- _The request_
Write out the whole listing again, exactly.
--- Data for this task ---
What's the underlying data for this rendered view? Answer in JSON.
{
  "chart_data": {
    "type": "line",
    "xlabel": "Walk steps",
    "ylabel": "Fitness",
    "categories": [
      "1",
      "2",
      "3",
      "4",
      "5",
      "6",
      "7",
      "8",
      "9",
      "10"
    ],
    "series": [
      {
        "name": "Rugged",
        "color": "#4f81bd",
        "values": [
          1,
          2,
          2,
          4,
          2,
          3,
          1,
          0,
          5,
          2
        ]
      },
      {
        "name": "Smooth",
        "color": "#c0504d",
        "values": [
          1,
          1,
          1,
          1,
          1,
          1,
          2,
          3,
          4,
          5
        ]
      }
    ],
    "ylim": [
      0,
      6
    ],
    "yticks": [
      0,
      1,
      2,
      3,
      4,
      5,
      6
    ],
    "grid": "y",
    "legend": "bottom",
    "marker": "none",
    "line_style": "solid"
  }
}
---
- _Solution to the problem_
What's the underlying data for this rendered view? Answer in JSON.
{
  "chart_data": {
    "type": "line",
    "xlabel": "Walk steps",
    "ylabel": "Fitness",
    "categories": [
      "1",
      "2",
      "3",
      "4",
      "5",
      "6",
      "7",
      "8",
      "9",
      "10"
    ],
    "series": [
      {
        "name": "Rugged",
        "color": "#4f81bd",
        "values": [
          1,
          2,
          2,
          4,
          2,
          3,
          1,
          0,
          5,
          2
        ]
      },
      {
        "name": "Smooth",
        "color": "#c0504d",
        "values": [
          1,
          1,
          1,
          1,
          1,
          1,
          2,
          3,
          4,
          5
        ]
      }
    ],
    "ylim": [
      0,
      6
    ],
    "yticks": [
      0,
      1,
      2,
      3,
      4,
      5,
      6
    ],
    "grid": "y",
    "legend": "bottom",
    "marker": "none",
    "line_style": "solid"
  }
}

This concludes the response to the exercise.